◆ **DIRECTIONS FOR THIS TASK**:
Copy all of the lines below word for word, keeping every character and the order unchanged.

::::::

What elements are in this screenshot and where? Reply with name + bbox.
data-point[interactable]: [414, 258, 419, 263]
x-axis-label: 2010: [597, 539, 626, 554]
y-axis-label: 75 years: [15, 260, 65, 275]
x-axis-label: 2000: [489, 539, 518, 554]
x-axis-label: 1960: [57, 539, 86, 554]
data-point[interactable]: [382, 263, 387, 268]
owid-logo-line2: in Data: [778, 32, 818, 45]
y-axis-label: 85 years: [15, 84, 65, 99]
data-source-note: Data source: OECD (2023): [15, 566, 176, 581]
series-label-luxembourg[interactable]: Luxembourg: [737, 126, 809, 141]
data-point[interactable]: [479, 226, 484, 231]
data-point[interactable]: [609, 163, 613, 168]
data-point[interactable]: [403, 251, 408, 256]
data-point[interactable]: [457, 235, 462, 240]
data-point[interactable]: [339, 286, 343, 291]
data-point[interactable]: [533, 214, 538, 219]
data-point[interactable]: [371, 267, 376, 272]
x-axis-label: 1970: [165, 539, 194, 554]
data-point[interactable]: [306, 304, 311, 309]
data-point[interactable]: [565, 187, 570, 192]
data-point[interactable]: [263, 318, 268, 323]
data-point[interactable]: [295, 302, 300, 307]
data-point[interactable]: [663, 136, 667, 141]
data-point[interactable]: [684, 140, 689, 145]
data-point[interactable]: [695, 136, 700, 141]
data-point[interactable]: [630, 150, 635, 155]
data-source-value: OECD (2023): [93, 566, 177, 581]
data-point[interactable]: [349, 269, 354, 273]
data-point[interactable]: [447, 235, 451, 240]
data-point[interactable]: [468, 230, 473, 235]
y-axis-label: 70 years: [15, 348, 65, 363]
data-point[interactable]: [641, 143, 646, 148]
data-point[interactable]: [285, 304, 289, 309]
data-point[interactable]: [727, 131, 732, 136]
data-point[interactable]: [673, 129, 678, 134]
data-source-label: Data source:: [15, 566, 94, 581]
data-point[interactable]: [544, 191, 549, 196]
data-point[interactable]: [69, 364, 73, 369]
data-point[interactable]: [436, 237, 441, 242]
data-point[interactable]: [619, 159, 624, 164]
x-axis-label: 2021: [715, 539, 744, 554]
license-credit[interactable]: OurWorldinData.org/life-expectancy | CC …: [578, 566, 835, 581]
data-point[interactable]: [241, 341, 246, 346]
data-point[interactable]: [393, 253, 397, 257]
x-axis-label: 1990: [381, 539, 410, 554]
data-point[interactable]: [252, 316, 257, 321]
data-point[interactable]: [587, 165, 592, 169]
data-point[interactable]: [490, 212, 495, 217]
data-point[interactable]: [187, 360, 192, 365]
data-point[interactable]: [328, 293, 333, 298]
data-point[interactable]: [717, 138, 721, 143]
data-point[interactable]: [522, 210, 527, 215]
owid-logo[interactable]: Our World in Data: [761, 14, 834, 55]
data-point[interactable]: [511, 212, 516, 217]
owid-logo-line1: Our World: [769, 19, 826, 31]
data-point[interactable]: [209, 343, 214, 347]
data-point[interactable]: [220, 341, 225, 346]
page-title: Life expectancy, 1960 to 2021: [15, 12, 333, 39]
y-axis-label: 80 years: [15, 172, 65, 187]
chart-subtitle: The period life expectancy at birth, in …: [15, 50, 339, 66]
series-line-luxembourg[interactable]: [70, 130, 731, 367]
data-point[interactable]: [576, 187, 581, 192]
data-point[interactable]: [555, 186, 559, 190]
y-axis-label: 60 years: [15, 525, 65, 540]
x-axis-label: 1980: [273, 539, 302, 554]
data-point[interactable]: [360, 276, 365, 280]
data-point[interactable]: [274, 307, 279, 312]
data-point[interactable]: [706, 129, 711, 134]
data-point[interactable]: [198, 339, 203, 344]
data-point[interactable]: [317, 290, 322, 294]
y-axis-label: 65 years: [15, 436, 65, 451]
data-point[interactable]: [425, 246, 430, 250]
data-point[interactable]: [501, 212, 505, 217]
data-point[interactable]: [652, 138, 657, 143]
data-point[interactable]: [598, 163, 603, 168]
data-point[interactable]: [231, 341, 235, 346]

::::::

◆ **FINISHED EXERCISE**:
What elements are in this screenshot and where? Reply with name + bbox.
data-point[interactable]: [414, 258, 419, 263]
x-axis-label: 2010: [597, 539, 626, 554]
y-axis-label: 75 years: [15, 260, 65, 275]
x-axis-label: 2000: [489, 539, 518, 554]
x-axis-label: 1960: [57, 539, 86, 554]
data-point[interactable]: [382, 263, 387, 268]
owid-logo-line2: in Data: [778, 32, 818, 45]
y-axis-label: 85 years: [15, 84, 65, 99]
data-source-note: Data source: OECD (2023): [15, 566, 176, 581]
series-label-luxembourg[interactable]: Luxembourg: [737, 126, 809, 141]
data-point[interactable]: [479, 226, 484, 231]
data-point[interactable]: [609, 163, 613, 168]
data-point[interactable]: [403, 251, 408, 256]
data-point[interactable]: [457, 235, 462, 240]
data-point[interactable]: [339, 286, 343, 291]
data-point[interactable]: [533, 214, 538, 219]
data-point[interactable]: [371, 267, 376, 272]
x-axis-label: 1970: [165, 539, 194, 554]
data-point[interactable]: [306, 304, 311, 309]
data-point[interactable]: [565, 187, 570, 192]
data-point[interactable]: [263, 318, 268, 323]
data-point[interactable]: [295, 302, 300, 307]
data-point[interactable]: [663, 136, 667, 141]
data-point[interactable]: [684, 140, 689, 145]
data-point[interactable]: [695, 136, 700, 141]
data-point[interactable]: [630, 150, 635, 155]
data-source-value: OECD (2023): [93, 566, 177, 581]
data-point[interactable]: [349, 269, 354, 273]
data-point[interactable]: [447, 235, 451, 240]
data-point[interactable]: [468, 230, 473, 235]
y-axis-label: 70 years: [15, 348, 65, 363]
data-point[interactable]: [641, 143, 646, 148]
data-point[interactable]: [285, 304, 289, 309]
data-point[interactable]: [727, 131, 732, 136]
data-point[interactable]: [673, 129, 678, 134]
data-source-label: Data source:: [15, 566, 94, 581]
data-point[interactable]: [544, 191, 549, 196]
data-point[interactable]: [69, 364, 73, 369]
data-point[interactable]: [436, 237, 441, 242]
data-point[interactable]: [619, 159, 624, 164]
x-axis-label: 2021: [715, 539, 744, 554]
license-credit[interactable]: OurWorldinData.org/life-expectancy | CC …: [578, 566, 835, 581]
data-point[interactable]: [241, 341, 246, 346]
data-point[interactable]: [393, 253, 397, 257]
x-axis-label: 1990: [381, 539, 410, 554]
data-point[interactable]: [252, 316, 257, 321]
data-point[interactable]: [587, 165, 592, 169]
data-point[interactable]: [490, 212, 495, 217]
data-point[interactable]: [187, 360, 192, 365]
data-point[interactable]: [328, 293, 333, 298]
data-point[interactable]: [717, 138, 721, 143]
data-point[interactable]: [522, 210, 527, 215]
owid-logo[interactable]: Our World in Data: [761, 14, 834, 55]
data-point[interactable]: [511, 212, 516, 217]
owid-logo-line1: Our World: [769, 19, 826, 31]
data-point[interactable]: [209, 343, 214, 347]
data-point[interactable]: [220, 341, 225, 346]
page-title: Life expectancy, 1960 to 2021: [15, 12, 333, 39]
y-axis-label: 80 years: [15, 172, 65, 187]
chart-subtitle: The period life expectancy at birth, in …: [15, 50, 339, 66]
series-line-luxembourg[interactable]: [70, 130, 731, 367]
data-point[interactable]: [576, 187, 581, 192]
data-point[interactable]: [555, 186, 559, 190]
y-axis-label: 60 years: [15, 525, 65, 540]
x-axis-label: 1980: [273, 539, 302, 554]
data-point[interactable]: [360, 276, 365, 280]
data-point[interactable]: [274, 307, 279, 312]
data-point[interactable]: [706, 129, 711, 134]
data-point[interactable]: [198, 339, 203, 344]
data-point[interactable]: [317, 290, 322, 294]
y-axis-label: 65 years: [15, 436, 65, 451]
data-point[interactable]: [425, 246, 430, 250]
data-point[interactable]: [501, 212, 505, 217]
data-point[interactable]: [652, 138, 657, 143]
data-point[interactable]: [598, 163, 603, 168]
data-point[interactable]: [231, 341, 235, 346]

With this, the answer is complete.